▸ WHAT YOU NEED TO DO
Reproduce every entry exactly, without alteration.

▸ SUPPLIED RECORDS
○ ○ ○
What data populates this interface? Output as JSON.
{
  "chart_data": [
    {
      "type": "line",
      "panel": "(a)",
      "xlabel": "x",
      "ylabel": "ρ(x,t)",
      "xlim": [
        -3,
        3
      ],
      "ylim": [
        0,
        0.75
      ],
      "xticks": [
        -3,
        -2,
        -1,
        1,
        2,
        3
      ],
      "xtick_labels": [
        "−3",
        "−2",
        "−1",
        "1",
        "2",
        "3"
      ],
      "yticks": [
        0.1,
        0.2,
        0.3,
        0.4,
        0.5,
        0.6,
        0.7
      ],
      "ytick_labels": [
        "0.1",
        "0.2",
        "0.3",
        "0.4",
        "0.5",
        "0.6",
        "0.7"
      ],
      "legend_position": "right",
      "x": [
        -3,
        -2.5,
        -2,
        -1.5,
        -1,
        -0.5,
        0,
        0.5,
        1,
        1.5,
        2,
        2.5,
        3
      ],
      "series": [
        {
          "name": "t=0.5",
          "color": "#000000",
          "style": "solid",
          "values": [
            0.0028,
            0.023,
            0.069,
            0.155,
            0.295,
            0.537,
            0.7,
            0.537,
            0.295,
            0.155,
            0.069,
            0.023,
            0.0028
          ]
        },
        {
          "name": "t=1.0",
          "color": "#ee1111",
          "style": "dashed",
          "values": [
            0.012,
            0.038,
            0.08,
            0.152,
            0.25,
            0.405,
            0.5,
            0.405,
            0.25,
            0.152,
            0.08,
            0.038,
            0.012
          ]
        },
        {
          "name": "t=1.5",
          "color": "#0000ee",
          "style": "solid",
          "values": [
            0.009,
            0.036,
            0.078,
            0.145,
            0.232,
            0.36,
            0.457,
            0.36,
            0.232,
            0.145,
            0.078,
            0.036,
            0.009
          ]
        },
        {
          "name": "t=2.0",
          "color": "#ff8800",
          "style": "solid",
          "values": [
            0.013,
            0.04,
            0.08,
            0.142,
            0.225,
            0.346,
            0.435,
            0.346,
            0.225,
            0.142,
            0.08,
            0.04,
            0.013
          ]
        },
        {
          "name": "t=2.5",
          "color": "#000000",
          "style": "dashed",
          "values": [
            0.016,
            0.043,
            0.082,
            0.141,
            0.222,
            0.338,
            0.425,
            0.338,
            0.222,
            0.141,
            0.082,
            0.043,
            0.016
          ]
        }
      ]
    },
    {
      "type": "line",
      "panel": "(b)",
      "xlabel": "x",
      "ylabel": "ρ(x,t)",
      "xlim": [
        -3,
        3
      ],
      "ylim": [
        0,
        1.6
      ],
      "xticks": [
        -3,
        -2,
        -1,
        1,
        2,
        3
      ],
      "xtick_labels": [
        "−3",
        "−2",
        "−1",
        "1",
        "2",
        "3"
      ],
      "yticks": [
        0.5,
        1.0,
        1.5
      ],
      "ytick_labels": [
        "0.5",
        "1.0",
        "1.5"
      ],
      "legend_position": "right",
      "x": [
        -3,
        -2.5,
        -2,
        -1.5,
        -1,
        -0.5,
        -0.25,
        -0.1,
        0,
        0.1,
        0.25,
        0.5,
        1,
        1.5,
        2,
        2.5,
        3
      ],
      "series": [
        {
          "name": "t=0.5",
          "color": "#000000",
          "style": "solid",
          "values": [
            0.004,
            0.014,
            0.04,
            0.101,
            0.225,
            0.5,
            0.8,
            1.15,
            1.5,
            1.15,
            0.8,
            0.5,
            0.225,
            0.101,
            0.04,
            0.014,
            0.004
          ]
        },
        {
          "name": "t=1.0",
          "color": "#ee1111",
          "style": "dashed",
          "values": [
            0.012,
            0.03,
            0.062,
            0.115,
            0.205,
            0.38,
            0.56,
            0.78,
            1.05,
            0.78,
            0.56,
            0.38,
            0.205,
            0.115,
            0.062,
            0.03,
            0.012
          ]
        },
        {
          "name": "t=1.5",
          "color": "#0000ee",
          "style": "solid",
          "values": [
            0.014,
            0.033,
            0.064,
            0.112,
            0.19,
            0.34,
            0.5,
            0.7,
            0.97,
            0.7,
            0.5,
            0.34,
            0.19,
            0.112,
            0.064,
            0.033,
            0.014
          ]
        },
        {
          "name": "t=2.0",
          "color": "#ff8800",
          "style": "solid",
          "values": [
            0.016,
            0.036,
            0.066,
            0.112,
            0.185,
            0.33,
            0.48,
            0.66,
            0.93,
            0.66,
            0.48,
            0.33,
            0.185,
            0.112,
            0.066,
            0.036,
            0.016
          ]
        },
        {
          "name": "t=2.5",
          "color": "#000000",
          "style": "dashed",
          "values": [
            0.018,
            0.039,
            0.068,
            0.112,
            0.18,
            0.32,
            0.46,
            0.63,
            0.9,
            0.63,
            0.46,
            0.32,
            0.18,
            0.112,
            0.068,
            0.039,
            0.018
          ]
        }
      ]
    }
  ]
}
○ ○ ○
▸ FULL RESPONSE
What data populates this interface? Output as JSON.
{
  "chart_data": [
    {
      "type": "line",
      "panel": "(a)",
      "xlabel": "x",
      "ylabel": "ρ(x,t)",
      "xlim": [
        -3,
        3
      ],
      "ylim": [
        0,
        0.75
      ],
      "xticks": [
        -3,
        -2,
        -1,
        1,
        2,
        3
      ],
      "xtick_labels": [
        "−3",
        "−2",
        "−1",
        "1",
        "2",
        "3"
      ],
      "yticks": [
        0.1,
        0.2,
        0.3,
        0.4,
        0.5,
        0.6,
        0.7
      ],
      "ytick_labels": [
        "0.1",
        "0.2",
        "0.3",
        "0.4",
        "0.5",
        "0.6",
        "0.7"
      ],
      "legend_position": "right",
      "x": [
        -3,
        -2.5,
        -2,
        -1.5,
        -1,
        -0.5,
        0,
        0.5,
        1,
        1.5,
        2,
        2.5,
        3
      ],
      "series": [
        {
          "name": "t=0.5",
          "color": "#000000",
          "style": "solid",
          "values": [
            0.0028,
            0.023,
            0.069,
            0.155,
            0.295,
            0.537,
            0.7,
            0.537,
            0.295,
            0.155,
            0.069,
            0.023,
            0.0028
          ]
        },
        {
          "name": "t=1.0",
          "color": "#ee1111",
          "style": "dashed",
          "values": [
            0.012,
            0.038,
            0.08,
            0.152,
            0.25,
            0.405,
            0.5,
            0.405,
            0.25,
            0.152,
            0.08,
            0.038,
            0.012
          ]
        },
        {
          "name": "t=1.5",
          "color": "#0000ee",
          "style": "solid",
          "values": [
            0.009,
            0.036,
            0.078,
            0.145,
            0.232,
            0.36,
            0.457,
            0.36,
            0.232,
            0.145,
            0.078,
            0.036,
            0.009
          ]
        },
        {
          "name": "t=2.0",
          "color": "#ff8800",
          "style": "solid",
          "values": [
            0.013,
            0.04,
            0.08,
            0.142,
            0.225,
            0.346,
            0.435,
            0.346,
            0.225,
            0.142,
            0.08,
            0.04,
            0.013
          ]
        },
        {
          "name": "t=2.5",
          "color": "#000000",
          "style": "dashed",
          "values": [
            0.016,
            0.043,
            0.082,
            0.141,
            0.222,
            0.338,
            0.425,
            0.338,
            0.222,
            0.141,
            0.082,
            0.043,
            0.016
          ]
        }
      ]
    },
    {
      "type": "line",
      "panel": "(b)",
      "xlabel": "x",
      "ylabel": "ρ(x,t)",
      "xlim": [
        -3,
        3
      ],
      "ylim": [
        0,
        1.6
      ],
      "xticks": [
        -3,
        -2,
        -1,
        1,
        2,
        3
      ],
      "xtick_labels": [
        "−3",
        "−2",
        "−1",
        "1",
        "2",
        "3"
      ],
      "yticks": [
        0.5,
        1.0,
        1.5
      ],
      "ytick_labels": [
        "0.5",
        "1.0",
        "1.5"
      ],
      "legend_position": "right",
      "x": [
        -3,
        -2.5,
        -2,
        -1.5,
        -1,
        -0.5,
        -0.25,
        -0.1,
        0,
        0.1,
        0.25,
        0.5,
        1,
        1.5,
        2,
        2.5,
        3
      ],
      "series": [
        {
          "name": "t=0.5",
          "color": "#000000",
          "style": "solid",
          "values": [
            0.004,
            0.014,
            0.04,
            0.101,
            0.225,
            0.5,
            0.8,
            1.15,
            1.5,
            1.15,
            0.8,
            0.5,
            0.225,
            0.101,
            0.04,
            0.014,
            0.004
          ]
        },
        {
          "name": "t=1.0",
          "color": "#ee1111",
          "style": "dashed",
          "values": [
            0.012,
            0.03,
            0.062,
            0.115,
            0.205,
            0.38,
            0.56,
            0.78,
            1.05,
            0.78,
            0.56,
            0.38,
            0.205,
            0.115,
            0.062,
            0.03,
            0.012
          ]
        },
        {
          "name": "t=1.5",
          "color": "#0000ee",
          "style": "solid",
          "values": [
            0.014,
            0.033,
            0.064,
            0.112,
            0.19,
            0.34,
            0.5,
            0.7,
            0.97,
            0.7,
            0.5,
            0.34,
            0.19,
            0.112,
            0.064,
            0.033,
            0.014
          ]
        },
        {
          "name": "t=2.0",
          "color": "#ff8800",
          "style": "solid",
          "values": [
            0.016,
            0.036,
            0.066,
            0.112,
            0.185,
            0.33,
            0.48,
            0.66,
            0.93,
            0.66,
            0.48,
            0.33,
            0.185,
            0.112,
            0.066,
            0.036,
            0.016
          ]
        },
        {
          "name": "t=2.5",
          "color": "#000000",
          "style": "dashed",
          "values": [
            0.018,
            0.039,
            0.068,
            0.112,
            0.18,
            0.32,
            0.46,
            0.63,
            0.9,
            0.63,
            0.46,
            0.32,
            0.18,
            0.112,
            0.068,
            0.039,
            0.018
          ]
        }
      ]
    }
  ]
}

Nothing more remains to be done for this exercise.